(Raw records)
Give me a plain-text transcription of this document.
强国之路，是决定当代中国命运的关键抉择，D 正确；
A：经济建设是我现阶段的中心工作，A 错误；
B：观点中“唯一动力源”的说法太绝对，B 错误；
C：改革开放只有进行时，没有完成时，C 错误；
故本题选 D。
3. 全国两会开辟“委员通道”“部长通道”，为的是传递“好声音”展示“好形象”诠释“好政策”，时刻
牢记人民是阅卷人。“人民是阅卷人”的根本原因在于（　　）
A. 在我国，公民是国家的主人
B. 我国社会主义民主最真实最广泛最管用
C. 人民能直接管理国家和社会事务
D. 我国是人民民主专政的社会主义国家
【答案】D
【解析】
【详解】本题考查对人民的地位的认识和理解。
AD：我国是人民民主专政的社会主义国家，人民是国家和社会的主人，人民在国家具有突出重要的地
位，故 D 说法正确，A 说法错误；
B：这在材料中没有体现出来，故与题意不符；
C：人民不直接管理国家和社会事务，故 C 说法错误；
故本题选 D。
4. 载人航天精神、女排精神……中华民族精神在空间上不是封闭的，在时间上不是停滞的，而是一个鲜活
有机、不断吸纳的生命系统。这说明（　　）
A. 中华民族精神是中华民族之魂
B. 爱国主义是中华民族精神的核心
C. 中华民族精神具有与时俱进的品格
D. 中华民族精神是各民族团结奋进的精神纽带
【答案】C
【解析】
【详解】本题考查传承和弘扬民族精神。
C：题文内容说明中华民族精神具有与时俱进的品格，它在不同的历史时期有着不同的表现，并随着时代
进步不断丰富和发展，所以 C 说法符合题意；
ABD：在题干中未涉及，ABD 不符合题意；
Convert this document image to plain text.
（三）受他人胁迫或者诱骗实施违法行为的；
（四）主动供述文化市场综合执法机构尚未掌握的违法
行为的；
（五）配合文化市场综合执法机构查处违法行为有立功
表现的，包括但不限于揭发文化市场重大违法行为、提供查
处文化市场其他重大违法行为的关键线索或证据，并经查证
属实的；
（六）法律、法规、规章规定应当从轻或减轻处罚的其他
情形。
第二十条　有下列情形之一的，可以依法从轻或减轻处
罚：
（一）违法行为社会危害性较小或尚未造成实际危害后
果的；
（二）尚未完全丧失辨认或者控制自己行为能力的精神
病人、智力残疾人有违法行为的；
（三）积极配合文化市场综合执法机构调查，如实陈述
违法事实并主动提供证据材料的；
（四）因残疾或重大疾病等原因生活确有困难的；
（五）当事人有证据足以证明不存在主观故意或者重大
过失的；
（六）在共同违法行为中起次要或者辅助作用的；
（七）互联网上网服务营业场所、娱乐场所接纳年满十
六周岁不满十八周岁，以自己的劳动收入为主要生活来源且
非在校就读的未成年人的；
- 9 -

▶ _Task directions_
Of the lines above, copy each that contains "document".

▶ _The solution_
Give me a plain-text transcription of this document.
Convert this document image to plain text.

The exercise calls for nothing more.